**DIRECTIONS FOR THIS TASK**
Print the entries in full, word for word, but not the pictures.

**GIVEN INFORMATION**
* start *

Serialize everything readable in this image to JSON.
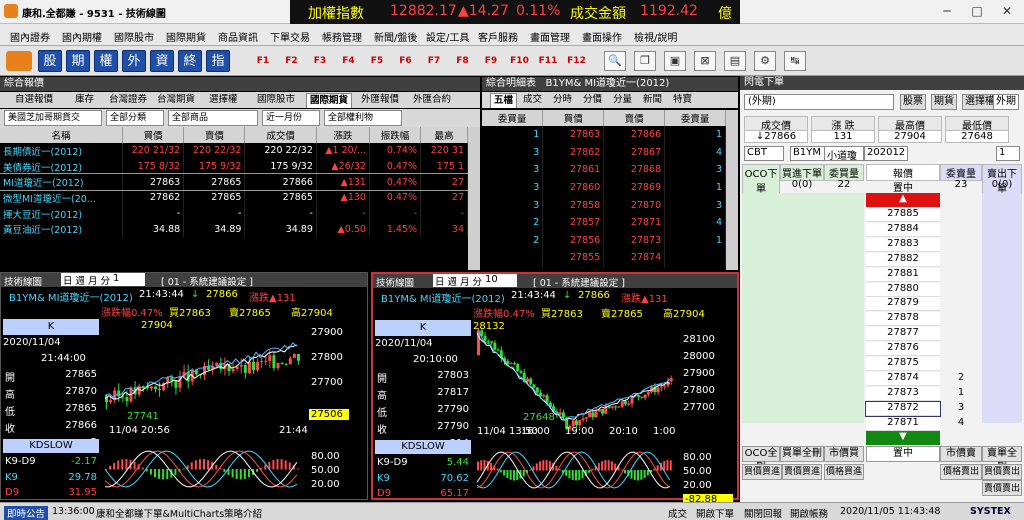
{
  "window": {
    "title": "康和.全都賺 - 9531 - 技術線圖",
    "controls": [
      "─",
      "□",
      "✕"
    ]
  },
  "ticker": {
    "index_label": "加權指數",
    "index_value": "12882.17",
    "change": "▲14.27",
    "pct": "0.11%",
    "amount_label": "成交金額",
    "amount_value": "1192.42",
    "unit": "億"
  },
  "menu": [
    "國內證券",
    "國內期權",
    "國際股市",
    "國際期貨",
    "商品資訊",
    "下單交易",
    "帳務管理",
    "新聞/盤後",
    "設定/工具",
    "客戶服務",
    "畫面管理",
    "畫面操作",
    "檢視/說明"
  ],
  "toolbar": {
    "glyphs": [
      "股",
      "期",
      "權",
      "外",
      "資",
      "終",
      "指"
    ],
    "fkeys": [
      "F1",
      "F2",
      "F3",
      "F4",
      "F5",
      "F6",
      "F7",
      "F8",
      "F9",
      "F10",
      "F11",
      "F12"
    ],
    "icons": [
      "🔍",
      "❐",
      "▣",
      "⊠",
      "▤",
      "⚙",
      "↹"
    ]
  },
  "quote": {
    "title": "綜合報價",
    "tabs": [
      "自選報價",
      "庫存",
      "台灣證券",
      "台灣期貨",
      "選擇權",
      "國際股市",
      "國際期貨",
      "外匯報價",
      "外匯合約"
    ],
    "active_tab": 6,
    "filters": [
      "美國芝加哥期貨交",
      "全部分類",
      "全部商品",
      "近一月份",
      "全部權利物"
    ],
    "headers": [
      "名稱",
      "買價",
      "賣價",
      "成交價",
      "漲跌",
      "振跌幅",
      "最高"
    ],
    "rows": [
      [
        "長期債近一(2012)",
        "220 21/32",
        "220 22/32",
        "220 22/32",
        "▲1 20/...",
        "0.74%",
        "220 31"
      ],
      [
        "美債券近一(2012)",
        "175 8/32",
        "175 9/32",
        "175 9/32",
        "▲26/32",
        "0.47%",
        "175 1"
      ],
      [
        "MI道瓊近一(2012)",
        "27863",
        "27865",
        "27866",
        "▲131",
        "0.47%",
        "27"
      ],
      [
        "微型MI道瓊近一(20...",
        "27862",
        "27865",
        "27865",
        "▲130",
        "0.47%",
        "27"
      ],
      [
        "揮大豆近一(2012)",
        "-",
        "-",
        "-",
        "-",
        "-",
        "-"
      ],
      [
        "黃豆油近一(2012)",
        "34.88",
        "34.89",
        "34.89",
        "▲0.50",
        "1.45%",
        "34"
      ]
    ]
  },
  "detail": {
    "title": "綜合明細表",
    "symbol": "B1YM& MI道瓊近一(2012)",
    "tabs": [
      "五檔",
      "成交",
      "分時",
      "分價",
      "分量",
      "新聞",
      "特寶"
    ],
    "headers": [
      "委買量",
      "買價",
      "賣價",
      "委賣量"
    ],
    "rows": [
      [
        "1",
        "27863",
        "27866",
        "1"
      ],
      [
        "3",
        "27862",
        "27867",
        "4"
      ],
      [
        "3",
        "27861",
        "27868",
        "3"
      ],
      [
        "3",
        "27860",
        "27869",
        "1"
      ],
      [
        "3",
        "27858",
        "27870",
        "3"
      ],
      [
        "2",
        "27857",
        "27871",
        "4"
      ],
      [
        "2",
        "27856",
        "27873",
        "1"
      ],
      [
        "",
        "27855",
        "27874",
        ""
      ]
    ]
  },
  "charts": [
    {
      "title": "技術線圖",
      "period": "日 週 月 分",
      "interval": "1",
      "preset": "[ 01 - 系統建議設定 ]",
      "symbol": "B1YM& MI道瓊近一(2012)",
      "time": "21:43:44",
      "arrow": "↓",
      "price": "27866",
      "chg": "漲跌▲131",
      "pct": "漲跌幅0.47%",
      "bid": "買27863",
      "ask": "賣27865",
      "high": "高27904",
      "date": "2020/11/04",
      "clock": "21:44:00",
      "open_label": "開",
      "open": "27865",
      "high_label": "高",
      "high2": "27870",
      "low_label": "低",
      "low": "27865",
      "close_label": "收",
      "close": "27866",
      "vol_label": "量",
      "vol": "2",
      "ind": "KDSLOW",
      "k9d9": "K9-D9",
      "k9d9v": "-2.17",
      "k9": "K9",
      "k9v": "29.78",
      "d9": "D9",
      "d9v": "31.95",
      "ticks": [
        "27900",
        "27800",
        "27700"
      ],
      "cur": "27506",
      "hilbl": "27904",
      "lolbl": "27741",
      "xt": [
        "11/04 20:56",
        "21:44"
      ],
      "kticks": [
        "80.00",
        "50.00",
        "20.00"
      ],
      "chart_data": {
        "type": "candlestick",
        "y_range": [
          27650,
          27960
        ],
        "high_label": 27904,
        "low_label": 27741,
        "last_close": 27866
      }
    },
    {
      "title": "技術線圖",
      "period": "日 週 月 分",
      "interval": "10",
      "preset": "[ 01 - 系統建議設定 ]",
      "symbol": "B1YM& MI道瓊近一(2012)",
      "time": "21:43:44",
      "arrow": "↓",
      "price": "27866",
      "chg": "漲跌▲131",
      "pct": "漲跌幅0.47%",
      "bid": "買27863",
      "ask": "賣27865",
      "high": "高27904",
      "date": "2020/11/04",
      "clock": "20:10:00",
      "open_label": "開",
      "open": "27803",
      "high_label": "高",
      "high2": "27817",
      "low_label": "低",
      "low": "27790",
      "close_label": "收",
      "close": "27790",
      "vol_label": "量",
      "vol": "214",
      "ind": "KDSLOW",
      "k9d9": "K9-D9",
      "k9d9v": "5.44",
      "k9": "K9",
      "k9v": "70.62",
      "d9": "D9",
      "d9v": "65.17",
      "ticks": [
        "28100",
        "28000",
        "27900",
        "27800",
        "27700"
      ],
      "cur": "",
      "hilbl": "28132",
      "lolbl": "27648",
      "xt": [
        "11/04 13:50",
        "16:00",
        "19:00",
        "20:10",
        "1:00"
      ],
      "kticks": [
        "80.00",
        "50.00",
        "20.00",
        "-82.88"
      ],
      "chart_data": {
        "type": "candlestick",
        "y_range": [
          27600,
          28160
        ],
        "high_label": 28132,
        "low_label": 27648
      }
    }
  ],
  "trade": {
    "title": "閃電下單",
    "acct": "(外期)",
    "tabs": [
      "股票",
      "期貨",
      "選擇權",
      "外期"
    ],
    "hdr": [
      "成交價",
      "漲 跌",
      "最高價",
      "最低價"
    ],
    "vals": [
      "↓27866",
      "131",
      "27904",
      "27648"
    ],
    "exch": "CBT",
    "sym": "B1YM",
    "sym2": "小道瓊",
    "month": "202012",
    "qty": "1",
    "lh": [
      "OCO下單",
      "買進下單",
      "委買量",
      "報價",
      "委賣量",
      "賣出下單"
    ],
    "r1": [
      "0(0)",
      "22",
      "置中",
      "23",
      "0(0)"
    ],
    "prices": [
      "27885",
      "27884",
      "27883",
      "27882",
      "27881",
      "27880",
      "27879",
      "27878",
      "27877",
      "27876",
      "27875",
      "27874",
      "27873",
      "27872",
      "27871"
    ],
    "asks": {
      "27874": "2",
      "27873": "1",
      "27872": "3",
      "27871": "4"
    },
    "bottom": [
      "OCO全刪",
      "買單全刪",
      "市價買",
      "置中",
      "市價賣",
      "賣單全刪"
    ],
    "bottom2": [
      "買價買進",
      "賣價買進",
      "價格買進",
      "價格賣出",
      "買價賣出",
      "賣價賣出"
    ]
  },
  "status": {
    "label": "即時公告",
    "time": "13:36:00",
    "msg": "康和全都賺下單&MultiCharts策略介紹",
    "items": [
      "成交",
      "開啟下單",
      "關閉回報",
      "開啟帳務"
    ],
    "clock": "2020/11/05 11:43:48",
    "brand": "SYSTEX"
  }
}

* end *

**THE RESPONSE**
Serialize everything readable in this image to JSON.
{
  "window": {
    "title": "康和.全都賺 - 9531 - 技術線圖",
    "controls": [
      "─",
      "□",
      "✕"
    ]
  },
  "ticker": {
    "index_label": "加權指數",
    "index_value": "12882.17",
    "change": "▲14.27",
    "pct": "0.11%",
    "amount_label": "成交金額",
    "amount_value": "1192.42",
    "unit": "億"
  },
  "menu": [
    "國內證券",
    "國內期權",
    "國際股市",
    "國際期貨",
    "商品資訊",
    "下單交易",
    "帳務管理",
    "新聞/盤後",
    "設定/工具",
    "客戶服務",
    "畫面管理",
    "畫面操作",
    "檢視/說明"
  ],
  "toolbar": {
    "glyphs": [
      "股",
      "期",
      "權",
      "外",
      "資",
      "終",
      "指"
    ],
    "fkeys": [
      "F1",
      "F2",
      "F3",
      "F4",
      "F5",
      "F6",
      "F7",
      "F8",
      "F9",
      "F10",
      "F11",
      "F12"
    ],
    "icons": [
      "🔍",
      "❐",
      "▣",
      "⊠",
      "▤",
      "⚙",
      "↹"
    ]
  },
  "quote": {
    "title": "綜合報價",
    "tabs": [
      "自選報價",
      "庫存",
      "台灣證券",
      "台灣期貨",
      "選擇權",
      "國際股市",
      "國際期貨",
      "外匯報價",
      "外匯合約"
    ],
    "active_tab": 6,
    "filters": [
      "美國芝加哥期貨交",
      "全部分類",
      "全部商品",
      "近一月份",
      "全部權利物"
    ],
    "headers": [
      "名稱",
      "買價",
      "賣價",
      "成交價",
      "漲跌",
      "振跌幅",
      "最高"
    ],
    "rows": [
      [
        "長期債近一(2012)",
        "220 21/32",
        "220 22/32",
        "220 22/32",
        "▲1 20/...",
        "0.74%",
        "220 31"
      ],
      [
        "美債券近一(2012)",
        "175 8/32",
        "175 9/32",
        "175 9/32",
        "▲26/32",
        "0.47%",
        "175 1"
      ],
      [
        "MI道瓊近一(2012)",
        "27863",
        "27865",
        "27866",
        "▲131",
        "0.47%",
        "27"
      ],
      [
        "微型MI道瓊近一(20...",
        "27862",
        "27865",
        "27865",
        "▲130",
        "0.47%",
        "27"
      ],
      [
        "揮大豆近一(2012)",
        "-",
        "-",
        "-",
        "-",
        "-",
        "-"
      ],
      [
        "黃豆油近一(2012)",
        "34.88",
        "34.89",
        "34.89",
        "▲0.50",
        "1.45%",
        "34"
      ]
    ]
  },
  "detail": {
    "title": "綜合明細表",
    "symbol": "B1YM& MI道瓊近一(2012)",
    "tabs": [
      "五檔",
      "成交",
      "分時",
      "分價",
      "分量",
      "新聞",
      "特寶"
    ],
    "headers": [
      "委買量",
      "買價",
      "賣價",
      "委賣量"
    ],
    "rows": [
      [
        "1",
        "27863",
        "27866",
        "1"
      ],
      [
        "3",
        "27862",
        "27867",
        "4"
      ],
      [
        "3",
        "27861",
        "27868",
        "3"
      ],
      [
        "3",
        "27860",
        "27869",
        "1"
      ],
      [
        "3",
        "27858",
        "27870",
        "3"
      ],
      [
        "2",
        "27857",
        "27871",
        "4"
      ],
      [
        "2",
        "27856",
        "27873",
        "1"
      ],
      [
        "",
        "27855",
        "27874",
        ""
      ]
    ]
  },
  "charts": [
    {
      "title": "技術線圖",
      "period": "日 週 月 分",
      "interval": "1",
      "preset": "[ 01 - 系統建議設定 ]",
      "symbol": "B1YM& MI道瓊近一(2012)",
      "time": "21:43:44",
      "arrow": "↓",
      "price": "27866",
      "chg": "漲跌▲131",
      "pct": "漲跌幅0.47%",
      "bid": "買27863",
      "ask": "賣27865",
      "high": "高27904",
      "date": "2020/11/04",
      "clock": "21:44:00",
      "open_label": "開",
      "open": "27865",
      "high_label": "高",
      "high2": "27870",
      "low_label": "低",
      "low": "27865",
      "close_label": "收",
      "close": "27866",
      "vol_label": "量",
      "vol": "2",
      "ind": "KDSLOW",
      "k9d9": "K9-D9",
      "k9d9v": "-2.17",
      "k9": "K9",
      "k9v": "29.78",
      "d9": "D9",
      "d9v": "31.95",
      "ticks": [
        "27900",
        "27800",
        "27700"
      ],
      "cur": "27506",
      "hilbl": "27904",
      "lolbl": "27741",
      "xt": [
        "11/04 20:56",
        "21:44"
      ],
      "kticks": [
        "80.00",
        "50.00",
        "20.00"
      ],
      "chart_data": {
        "type": "candlestick",
        "y_range": [
          27650,
          27960
        ],
        "high_label": 27904,
        "low_label": 27741,
        "last_close": 27866
      }
    },
    {
      "title": "技術線圖",
      "period": "日 週 月 分",
      "interval": "10",
      "preset": "[ 01 - 系統建議設定 ]",
      "symbol": "B1YM& MI道瓊近一(2012)",
      "time": "21:43:44",
      "arrow": "↓",
      "price": "27866",
      "chg": "漲跌▲131",
      "pct": "漲跌幅0.47%",
      "bid": "買27863",
      "ask": "賣27865",
      "high": "高27904",
      "date": "2020/11/04",
      "clock": "20:10:00",
      "open_label": "開",
      "open": "27803",
      "high_label": "高",
      "high2": "27817",
      "low_label": "低",
      "low": "27790",
      "close_label": "收",
      "close": "27790",
      "vol_label": "量",
      "vol": "214",
      "ind": "KDSLOW",
      "k9d9": "K9-D9",
      "k9d9v": "5.44",
      "k9": "K9",
      "k9v": "70.62",
      "d9": "D9",
      "d9v": "65.17",
      "ticks": [
        "28100",
        "28000",
        "27900",
        "27800",
        "27700"
      ],
      "cur": "",
      "hilbl": "28132",
      "lolbl": "27648",
      "xt": [
        "11/04 13:50",
        "16:00",
        "19:00",
        "20:10",
        "1:00"
      ],
      "kticks": [
        "80.00",
        "50.00",
        "20.00",
        "-82.88"
      ],
      "chart_data": {
        "type": "candlestick",
        "y_range": [
          27600,
          28160
        ],
        "high_label": 28132,
        "low_label": 27648
      }
    }
  ],
  "trade": {
    "title": "閃電下單",
    "acct": "(外期)",
    "tabs": [
      "股票",
      "期貨",
      "選擇權",
      "外期"
    ],
    "hdr": [
      "成交價",
      "漲 跌",
      "最高價",
      "最低價"
    ],
    "vals": [
      "↓27866",
      "131",
      "27904",
      "27648"
    ],
    "exch": "CBT",
    "sym": "B1YM",
    "sym2": "小道瓊",
    "month": "202012",
    "qty": "1",
    "lh": [
      "OCO下單",
      "買進下單",
      "委買量",
      "報價",
      "委賣量",
      "賣出下單"
    ],
    "r1": [
      "0(0)",
      "22",
      "置中",
      "23",
      "0(0)"
    ],
    "prices": [
      "27885",
      "27884",
      "27883",
      "27882",
      "27881",
      "27880",
      "27879",
      "27878",
      "27877",
      "27876",
      "27875",
      "27874",
      "27873",
      "27872",
      "27871"
    ],
    "asks": {
      "27874": "2",
      "27873": "1",
      "27872": "3",
      "27871": "4"
    },
    "bottom": [
      "OCO全刪",
      "買單全刪",
      "市價買",
      "置中",
      "市價賣",
      "賣單全刪"
    ],
    "bottom2": [
      "買價買進",
      "賣價買進",
      "價格買進",
      "價格賣出",
      "買價賣出",
      "賣價賣出"
    ]
  },
  "status": {
    "label": "即時公告",
    "time": "13:36:00",
    "msg": "康和全都賺下單&MultiCharts策略介紹",
    "items": [
      "成交",
      "開啟下單",
      "關閉回報",
      "開啟帳務"
    ],
    "clock": "2020/11/05 11:43:48",
    "brand": "SYSTEX"
  }
}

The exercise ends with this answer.